-- 作業指示 --
1. 原文によると、筆者がルール管理のほかに脅威情報の収集やマルウェア解析も行っているのはなぜですか。1～3文で説明してください。
2. 次の(a)～(c)の記述が原文の内容と合っているかどうかを「はい」または「いいえ」で答え、判断の根拠となる原文の語句をそのまま引用してください。
(a) 筆者はIIJに中途採用で入社した。
(b) 筆者は今年に入ってから、サーバの管理や運用にも携わり始めた。
(c) 筆者は、おもしろそうな検体を見つけると平日の業務時間中に解析している。
3. 原文において、インシデントを検知するための検知ルールは何と呼ばれていますか。

-- 原文 --
<<<<
では改めまして自己紹介です。IIJには新卒で入社して、今年で社会人4年目となります。業務内容はインシデントを検知するための検知ルール、我々は「分析ルール」と呼んでいますが、その作成とかチューニングのルールの管理をメインにやっています。
その分析ルールを作成する上で、やはりその基となる情報が必要となってくるので、脅威情報の収集とか、あとはマルウェア解析なんかも付随してやっています。今年に入ってからアナリスト業務とは別にサーバの管理や運用などのインフラ関連も触り始めたという感じです。
趣味はTwitterで脅威情報を収集することです。わりと休日はずっとTwitterを眺めている感じです。その脅威情報の中におもしろそうな検体があったら、土日かけて解析するということをよくやっています。
>>>>
-- 提示記録 --
<<<<
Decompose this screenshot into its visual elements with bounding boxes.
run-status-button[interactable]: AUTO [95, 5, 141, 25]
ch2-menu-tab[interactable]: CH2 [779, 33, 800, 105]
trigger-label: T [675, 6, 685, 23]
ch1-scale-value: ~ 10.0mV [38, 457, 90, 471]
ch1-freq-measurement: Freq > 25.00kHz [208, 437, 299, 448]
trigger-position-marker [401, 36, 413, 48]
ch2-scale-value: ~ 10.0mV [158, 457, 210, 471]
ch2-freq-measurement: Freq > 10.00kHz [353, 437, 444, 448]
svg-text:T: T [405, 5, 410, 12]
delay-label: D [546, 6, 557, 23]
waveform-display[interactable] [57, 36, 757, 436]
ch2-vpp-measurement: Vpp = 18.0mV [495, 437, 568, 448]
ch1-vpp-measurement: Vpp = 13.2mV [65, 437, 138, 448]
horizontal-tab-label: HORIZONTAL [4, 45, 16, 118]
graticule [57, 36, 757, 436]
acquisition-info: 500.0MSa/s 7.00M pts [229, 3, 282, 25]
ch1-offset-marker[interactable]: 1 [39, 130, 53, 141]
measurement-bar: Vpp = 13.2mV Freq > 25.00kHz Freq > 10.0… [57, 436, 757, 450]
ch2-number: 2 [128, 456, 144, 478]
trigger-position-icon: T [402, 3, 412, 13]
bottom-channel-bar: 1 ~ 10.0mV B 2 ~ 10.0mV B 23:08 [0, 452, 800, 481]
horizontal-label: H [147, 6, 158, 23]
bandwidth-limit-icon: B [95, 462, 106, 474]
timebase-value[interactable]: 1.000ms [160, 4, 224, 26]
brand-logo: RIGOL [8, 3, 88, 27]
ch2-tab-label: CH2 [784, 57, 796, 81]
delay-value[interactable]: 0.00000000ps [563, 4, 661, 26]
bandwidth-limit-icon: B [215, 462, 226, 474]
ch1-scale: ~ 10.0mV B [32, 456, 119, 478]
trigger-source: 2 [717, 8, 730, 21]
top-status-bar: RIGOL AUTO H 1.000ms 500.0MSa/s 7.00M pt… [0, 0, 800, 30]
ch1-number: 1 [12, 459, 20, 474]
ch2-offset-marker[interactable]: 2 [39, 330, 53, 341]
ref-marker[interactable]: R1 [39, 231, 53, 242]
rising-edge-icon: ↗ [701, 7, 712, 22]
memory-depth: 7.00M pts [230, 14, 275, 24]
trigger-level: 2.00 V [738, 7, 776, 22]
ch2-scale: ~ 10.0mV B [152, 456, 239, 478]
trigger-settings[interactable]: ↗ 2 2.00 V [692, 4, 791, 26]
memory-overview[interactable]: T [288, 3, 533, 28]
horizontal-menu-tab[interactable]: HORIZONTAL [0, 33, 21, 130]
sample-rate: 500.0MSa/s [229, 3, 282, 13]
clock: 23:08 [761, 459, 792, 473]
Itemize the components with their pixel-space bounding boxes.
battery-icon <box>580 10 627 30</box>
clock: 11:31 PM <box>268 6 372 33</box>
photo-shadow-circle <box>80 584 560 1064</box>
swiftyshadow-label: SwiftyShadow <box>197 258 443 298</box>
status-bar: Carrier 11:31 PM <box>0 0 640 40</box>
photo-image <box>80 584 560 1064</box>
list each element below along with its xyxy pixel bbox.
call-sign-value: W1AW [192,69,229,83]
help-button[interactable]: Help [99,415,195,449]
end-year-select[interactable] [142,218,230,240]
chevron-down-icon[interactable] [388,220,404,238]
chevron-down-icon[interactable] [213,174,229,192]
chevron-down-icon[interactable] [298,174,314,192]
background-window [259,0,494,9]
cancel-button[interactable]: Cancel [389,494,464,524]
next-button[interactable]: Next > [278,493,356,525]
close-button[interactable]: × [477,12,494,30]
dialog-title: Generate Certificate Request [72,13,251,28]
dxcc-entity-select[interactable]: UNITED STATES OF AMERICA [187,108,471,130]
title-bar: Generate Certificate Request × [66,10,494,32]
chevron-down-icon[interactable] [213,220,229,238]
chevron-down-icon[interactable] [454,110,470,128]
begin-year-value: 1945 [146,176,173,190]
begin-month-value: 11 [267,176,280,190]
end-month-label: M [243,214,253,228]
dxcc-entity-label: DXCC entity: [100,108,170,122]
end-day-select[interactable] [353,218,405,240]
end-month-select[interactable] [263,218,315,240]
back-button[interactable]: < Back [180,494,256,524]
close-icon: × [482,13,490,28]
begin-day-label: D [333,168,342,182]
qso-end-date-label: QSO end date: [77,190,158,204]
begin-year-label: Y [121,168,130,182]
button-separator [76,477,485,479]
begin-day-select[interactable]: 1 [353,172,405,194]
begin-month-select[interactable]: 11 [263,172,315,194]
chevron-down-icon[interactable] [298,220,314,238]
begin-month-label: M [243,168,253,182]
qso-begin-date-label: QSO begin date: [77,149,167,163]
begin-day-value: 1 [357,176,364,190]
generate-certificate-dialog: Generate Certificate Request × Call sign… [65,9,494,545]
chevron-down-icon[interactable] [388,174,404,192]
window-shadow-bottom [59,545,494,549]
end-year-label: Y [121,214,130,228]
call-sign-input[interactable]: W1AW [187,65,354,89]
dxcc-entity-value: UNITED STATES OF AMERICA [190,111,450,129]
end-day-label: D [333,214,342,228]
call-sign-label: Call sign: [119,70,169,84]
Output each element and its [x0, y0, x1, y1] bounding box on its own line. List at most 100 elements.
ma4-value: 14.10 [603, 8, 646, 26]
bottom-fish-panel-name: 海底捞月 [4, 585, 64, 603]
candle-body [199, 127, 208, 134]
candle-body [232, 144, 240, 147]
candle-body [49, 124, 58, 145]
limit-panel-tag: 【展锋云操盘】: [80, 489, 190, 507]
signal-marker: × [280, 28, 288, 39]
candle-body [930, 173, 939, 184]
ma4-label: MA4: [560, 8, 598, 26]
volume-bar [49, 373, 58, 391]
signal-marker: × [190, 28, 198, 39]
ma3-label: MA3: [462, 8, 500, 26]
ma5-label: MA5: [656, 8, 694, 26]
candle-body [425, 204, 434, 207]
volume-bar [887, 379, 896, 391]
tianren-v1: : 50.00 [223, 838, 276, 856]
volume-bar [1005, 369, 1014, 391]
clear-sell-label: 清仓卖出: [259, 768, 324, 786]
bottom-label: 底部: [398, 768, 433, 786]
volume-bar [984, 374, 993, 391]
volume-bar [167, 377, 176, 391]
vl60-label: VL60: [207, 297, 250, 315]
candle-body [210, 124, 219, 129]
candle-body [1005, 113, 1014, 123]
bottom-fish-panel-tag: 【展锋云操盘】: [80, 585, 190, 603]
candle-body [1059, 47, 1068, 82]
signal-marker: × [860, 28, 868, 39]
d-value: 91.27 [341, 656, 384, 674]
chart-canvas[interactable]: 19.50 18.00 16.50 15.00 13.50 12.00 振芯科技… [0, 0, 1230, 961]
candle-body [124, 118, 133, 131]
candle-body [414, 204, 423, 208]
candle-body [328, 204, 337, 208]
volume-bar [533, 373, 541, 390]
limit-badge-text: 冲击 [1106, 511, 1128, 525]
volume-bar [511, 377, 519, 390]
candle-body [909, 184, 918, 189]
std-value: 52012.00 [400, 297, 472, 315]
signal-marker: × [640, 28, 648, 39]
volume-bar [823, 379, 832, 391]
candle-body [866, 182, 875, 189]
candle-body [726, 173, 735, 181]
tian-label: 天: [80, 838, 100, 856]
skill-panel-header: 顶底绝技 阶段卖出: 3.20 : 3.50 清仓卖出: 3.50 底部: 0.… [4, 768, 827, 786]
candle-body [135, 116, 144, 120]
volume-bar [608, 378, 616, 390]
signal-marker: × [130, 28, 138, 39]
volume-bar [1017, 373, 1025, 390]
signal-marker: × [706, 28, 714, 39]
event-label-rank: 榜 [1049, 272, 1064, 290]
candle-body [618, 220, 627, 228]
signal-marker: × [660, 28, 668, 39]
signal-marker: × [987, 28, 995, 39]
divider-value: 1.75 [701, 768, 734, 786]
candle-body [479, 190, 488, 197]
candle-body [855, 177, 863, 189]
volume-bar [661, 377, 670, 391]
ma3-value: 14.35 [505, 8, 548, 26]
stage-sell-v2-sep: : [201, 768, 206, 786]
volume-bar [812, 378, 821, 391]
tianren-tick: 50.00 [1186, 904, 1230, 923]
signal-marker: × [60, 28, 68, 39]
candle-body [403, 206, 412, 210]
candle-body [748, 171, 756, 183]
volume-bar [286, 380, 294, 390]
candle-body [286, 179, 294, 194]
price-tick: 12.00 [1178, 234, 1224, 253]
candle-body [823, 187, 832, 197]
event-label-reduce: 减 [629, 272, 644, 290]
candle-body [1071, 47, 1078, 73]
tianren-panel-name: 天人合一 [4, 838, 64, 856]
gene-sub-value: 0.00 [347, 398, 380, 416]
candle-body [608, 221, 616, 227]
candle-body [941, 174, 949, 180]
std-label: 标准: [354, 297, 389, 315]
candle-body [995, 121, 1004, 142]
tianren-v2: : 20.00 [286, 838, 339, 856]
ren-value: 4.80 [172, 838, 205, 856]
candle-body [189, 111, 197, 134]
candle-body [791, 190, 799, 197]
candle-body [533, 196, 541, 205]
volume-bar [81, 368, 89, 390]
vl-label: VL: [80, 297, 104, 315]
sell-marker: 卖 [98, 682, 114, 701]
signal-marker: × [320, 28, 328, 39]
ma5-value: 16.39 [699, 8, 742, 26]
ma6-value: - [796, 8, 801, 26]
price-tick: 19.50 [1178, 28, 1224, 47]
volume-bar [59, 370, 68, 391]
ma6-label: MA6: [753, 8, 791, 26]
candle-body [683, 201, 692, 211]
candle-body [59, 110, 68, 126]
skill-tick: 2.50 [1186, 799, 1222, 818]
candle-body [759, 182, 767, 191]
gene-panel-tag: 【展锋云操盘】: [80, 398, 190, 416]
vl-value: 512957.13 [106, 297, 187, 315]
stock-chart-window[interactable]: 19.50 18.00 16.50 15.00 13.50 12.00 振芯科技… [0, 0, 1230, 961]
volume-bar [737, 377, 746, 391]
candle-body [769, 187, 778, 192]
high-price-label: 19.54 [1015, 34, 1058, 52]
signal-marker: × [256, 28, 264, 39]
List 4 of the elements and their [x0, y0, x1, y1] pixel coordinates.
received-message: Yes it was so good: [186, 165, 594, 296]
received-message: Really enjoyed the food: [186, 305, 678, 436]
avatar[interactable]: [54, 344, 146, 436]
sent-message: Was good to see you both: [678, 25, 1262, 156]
>>>>
-- 正解 --
1. 筆者はインシデントを検知するための「分析ルール」を作成しています。そのルールを作成する上では基となる情報が必要となるため、脅威情報の収集やマルウェア解析も付随して行っています。

2.
(a) いいえ。「IIJには新卒で入社して」
(b) はい。「今年に入ってからアナリスト業務とは別にサーバの管理や運用などのインフラ関連も触り始めた」
(c) いいえ。「その脅威情報の中におもしろそうな検体があったら、土日かけて解析する」

3. 「分析ルール」と呼ばれています。